◆ Extracto:
Y para aclararlo un poco, mejor volvamos a 1995, donde nos encontramos
con un grupito de voluntariosos astrónomos de la Universidad de
California, encabezados por la doctora Andrea Ghez. Una de las claves
para resolver el misterio era conseguir la mejor herramienta posible.
Y qué mejor que el supertelescopio Keck I, una mole óptica
equipada con un espejo compuesto de 10 metros de diámetro que,
junto a su gemelo el Keck II, descansa en la cima del volcán
Mauna Kea, en Hawaii. Con una buena estrategia observacional y uno de
los telescopios más grandes del planeta, Ghez y los suyos empezaron
una tarea que les llevaría varios años.
Ver
lo invisible
Los agujeros negros, grandes y chicos, son invisibles. Y la razón
es sencilla: su fuerza de gravedad es tan grande, que ni siquiera dejan
escapar a la luz (o cualquier otro tipo de radiación electromagnética).

◆ Entradas:
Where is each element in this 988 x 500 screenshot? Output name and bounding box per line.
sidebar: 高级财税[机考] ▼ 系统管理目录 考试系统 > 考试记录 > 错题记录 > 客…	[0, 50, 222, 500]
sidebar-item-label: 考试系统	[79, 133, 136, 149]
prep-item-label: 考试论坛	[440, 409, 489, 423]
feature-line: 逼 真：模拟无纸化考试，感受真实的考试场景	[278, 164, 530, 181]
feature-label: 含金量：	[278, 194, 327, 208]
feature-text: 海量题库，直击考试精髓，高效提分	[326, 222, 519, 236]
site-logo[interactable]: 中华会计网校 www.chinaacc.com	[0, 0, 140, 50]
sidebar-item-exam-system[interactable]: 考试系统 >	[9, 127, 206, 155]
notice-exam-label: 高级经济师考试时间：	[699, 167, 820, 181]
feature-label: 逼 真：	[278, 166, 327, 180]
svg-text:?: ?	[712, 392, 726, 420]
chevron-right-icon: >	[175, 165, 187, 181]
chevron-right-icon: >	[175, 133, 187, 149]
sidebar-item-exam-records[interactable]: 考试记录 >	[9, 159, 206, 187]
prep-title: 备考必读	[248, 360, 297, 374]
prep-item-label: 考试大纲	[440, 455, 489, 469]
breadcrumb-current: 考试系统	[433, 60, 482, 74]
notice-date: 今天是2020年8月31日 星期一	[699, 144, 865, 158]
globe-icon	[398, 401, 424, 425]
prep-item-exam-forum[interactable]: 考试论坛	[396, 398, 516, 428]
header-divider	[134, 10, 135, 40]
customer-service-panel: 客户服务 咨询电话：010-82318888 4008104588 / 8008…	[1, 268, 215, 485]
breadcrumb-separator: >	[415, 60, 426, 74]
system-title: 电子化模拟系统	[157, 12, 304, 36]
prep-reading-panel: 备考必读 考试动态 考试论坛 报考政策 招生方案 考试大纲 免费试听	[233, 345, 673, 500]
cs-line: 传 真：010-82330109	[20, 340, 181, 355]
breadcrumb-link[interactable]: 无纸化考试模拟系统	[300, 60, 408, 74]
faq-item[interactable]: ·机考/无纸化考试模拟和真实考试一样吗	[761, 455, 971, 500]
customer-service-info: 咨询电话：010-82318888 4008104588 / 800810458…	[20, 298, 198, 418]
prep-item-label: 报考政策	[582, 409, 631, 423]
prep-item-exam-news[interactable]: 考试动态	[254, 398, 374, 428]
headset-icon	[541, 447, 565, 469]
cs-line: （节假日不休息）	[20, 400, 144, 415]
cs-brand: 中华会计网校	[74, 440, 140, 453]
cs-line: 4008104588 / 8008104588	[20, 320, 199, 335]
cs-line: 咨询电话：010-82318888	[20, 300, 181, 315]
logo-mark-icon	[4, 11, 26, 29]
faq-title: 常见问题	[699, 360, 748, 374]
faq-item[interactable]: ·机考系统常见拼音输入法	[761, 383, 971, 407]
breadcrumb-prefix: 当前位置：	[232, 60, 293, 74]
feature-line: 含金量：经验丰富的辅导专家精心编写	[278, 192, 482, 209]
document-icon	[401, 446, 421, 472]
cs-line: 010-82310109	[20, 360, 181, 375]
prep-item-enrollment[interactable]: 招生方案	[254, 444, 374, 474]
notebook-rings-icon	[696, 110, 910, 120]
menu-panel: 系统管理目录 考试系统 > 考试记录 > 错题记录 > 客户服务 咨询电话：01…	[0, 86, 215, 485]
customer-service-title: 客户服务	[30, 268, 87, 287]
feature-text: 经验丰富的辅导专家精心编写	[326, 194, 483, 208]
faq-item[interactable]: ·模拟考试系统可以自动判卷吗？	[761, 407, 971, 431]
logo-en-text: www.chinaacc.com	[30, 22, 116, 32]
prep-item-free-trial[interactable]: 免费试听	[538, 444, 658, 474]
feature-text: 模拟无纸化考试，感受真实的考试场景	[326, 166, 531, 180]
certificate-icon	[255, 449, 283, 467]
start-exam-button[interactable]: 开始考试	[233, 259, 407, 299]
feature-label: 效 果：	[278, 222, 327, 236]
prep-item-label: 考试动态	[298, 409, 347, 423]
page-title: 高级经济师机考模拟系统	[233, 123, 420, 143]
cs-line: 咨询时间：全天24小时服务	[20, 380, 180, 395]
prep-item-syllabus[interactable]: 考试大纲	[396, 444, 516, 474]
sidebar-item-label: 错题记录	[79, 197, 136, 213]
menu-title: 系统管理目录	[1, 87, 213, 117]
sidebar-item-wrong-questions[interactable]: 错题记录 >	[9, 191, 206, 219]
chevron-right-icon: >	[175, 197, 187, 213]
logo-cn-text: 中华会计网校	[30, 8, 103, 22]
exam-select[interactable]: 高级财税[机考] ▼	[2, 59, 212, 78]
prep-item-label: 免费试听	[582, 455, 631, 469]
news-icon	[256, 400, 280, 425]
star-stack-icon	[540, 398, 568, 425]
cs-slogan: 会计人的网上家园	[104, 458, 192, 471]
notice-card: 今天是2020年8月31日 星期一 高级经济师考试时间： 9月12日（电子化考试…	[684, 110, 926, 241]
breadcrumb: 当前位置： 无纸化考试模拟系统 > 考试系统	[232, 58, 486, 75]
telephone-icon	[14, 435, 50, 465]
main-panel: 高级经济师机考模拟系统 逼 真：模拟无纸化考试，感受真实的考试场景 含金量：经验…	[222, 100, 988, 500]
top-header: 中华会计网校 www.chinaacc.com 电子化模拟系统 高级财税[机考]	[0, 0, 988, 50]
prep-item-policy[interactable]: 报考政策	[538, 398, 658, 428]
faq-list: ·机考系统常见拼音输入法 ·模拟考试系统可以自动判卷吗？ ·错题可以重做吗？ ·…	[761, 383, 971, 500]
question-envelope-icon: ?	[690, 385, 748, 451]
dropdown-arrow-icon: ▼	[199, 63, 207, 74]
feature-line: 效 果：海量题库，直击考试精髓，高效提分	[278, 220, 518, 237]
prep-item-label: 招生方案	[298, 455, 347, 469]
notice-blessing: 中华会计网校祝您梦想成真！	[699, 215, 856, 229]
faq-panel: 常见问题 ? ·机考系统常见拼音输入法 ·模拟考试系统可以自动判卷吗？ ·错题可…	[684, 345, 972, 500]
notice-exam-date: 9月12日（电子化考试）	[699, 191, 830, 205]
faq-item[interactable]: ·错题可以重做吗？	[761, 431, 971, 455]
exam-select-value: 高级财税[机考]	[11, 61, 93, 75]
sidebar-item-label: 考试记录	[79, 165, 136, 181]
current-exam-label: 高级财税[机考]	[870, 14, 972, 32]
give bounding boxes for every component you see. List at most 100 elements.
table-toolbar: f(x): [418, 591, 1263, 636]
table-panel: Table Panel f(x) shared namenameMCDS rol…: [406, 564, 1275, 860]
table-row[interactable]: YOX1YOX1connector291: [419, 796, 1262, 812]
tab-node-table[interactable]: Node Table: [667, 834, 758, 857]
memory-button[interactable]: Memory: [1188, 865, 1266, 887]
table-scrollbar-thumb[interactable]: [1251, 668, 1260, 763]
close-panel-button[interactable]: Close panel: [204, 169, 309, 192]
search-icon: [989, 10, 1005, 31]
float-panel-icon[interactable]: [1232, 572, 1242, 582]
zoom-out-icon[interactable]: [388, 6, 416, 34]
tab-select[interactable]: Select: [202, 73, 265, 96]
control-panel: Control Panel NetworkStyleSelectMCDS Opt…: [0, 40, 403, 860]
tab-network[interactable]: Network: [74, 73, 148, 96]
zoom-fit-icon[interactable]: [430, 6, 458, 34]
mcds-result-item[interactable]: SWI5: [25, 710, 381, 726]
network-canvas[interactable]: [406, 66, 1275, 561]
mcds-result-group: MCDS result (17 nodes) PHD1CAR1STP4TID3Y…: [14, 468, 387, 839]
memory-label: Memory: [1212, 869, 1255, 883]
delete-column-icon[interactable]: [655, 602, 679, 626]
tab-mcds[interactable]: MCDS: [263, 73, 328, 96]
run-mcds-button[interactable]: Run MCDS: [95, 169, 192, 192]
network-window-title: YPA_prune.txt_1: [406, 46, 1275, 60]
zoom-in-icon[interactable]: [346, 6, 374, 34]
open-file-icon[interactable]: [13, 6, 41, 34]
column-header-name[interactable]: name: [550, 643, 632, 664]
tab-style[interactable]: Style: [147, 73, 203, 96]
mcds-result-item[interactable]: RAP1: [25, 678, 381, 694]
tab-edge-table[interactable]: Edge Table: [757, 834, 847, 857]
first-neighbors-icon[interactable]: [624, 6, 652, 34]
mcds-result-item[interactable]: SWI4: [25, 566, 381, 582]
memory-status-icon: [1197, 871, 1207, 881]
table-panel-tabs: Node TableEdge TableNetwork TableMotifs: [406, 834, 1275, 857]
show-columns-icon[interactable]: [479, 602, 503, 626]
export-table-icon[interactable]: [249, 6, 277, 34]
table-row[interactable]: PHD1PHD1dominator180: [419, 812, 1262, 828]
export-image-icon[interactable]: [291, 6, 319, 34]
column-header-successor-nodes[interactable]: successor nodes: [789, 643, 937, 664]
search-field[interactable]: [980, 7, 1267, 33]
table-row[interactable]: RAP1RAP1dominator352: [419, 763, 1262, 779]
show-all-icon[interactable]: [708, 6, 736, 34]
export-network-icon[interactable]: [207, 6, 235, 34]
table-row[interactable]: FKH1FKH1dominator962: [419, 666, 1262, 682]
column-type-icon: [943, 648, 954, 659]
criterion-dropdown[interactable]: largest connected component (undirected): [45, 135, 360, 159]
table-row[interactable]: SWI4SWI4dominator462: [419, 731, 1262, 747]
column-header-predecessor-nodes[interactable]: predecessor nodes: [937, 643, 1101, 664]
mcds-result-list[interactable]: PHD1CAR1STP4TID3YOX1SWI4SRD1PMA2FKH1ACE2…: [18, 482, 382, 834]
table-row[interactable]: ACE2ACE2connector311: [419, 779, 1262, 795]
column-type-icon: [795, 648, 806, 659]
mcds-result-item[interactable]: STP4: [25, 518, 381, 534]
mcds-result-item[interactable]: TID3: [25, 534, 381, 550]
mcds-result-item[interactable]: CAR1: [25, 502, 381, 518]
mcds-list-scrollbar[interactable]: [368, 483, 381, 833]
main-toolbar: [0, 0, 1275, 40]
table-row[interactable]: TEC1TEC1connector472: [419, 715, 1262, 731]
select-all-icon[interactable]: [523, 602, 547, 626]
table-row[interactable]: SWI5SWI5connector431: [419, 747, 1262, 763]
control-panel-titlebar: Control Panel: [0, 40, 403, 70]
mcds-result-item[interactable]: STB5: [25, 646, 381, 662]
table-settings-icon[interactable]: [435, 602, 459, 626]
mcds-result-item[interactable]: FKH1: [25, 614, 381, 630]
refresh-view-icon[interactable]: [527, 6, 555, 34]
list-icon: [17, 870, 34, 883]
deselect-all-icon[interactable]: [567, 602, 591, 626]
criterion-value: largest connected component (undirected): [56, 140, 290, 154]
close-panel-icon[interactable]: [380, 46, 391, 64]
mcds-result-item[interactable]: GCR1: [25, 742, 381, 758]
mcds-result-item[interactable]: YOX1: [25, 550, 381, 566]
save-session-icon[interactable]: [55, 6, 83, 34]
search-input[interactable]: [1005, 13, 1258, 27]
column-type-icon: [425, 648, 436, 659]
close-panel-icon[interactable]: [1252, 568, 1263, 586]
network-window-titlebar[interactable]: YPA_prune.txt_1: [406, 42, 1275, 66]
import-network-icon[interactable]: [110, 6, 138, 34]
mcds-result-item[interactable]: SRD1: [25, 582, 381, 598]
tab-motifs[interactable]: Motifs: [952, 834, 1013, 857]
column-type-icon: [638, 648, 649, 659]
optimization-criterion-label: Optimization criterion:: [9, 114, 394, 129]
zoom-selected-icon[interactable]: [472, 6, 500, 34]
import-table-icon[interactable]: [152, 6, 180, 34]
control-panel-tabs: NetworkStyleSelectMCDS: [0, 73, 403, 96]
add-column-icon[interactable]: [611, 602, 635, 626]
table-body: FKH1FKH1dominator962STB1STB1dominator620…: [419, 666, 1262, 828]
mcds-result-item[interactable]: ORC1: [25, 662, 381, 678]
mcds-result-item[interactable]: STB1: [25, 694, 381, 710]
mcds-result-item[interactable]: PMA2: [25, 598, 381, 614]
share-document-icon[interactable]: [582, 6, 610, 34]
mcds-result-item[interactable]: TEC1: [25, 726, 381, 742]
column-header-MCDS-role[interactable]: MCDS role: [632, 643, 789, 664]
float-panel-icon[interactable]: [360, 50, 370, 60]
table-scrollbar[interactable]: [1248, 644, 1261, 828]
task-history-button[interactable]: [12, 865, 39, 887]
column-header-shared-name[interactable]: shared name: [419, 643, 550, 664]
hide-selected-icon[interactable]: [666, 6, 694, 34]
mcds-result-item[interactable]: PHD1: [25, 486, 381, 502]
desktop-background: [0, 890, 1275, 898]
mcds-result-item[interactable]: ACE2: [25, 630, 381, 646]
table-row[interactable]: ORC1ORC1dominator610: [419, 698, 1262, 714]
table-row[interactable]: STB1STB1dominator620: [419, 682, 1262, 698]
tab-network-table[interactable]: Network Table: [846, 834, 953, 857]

◆ Consigna: Devuelve sin cambios el fragmento del extracto que va de "Y para aclararlo" a "mejor herramienta posible.". Las entradas provienen de otra fuente.

◆ Respuesta:
Y para aclararlo un poco, mejor volvamos a 1995, donde nos encontramos
con un grupito de voluntariosos astrónomos de la Universidad de
California, encabezados por la doctora Andrea Ghez. Una de las claves
para resolver el misterio era conseguir la mejor herramienta posible.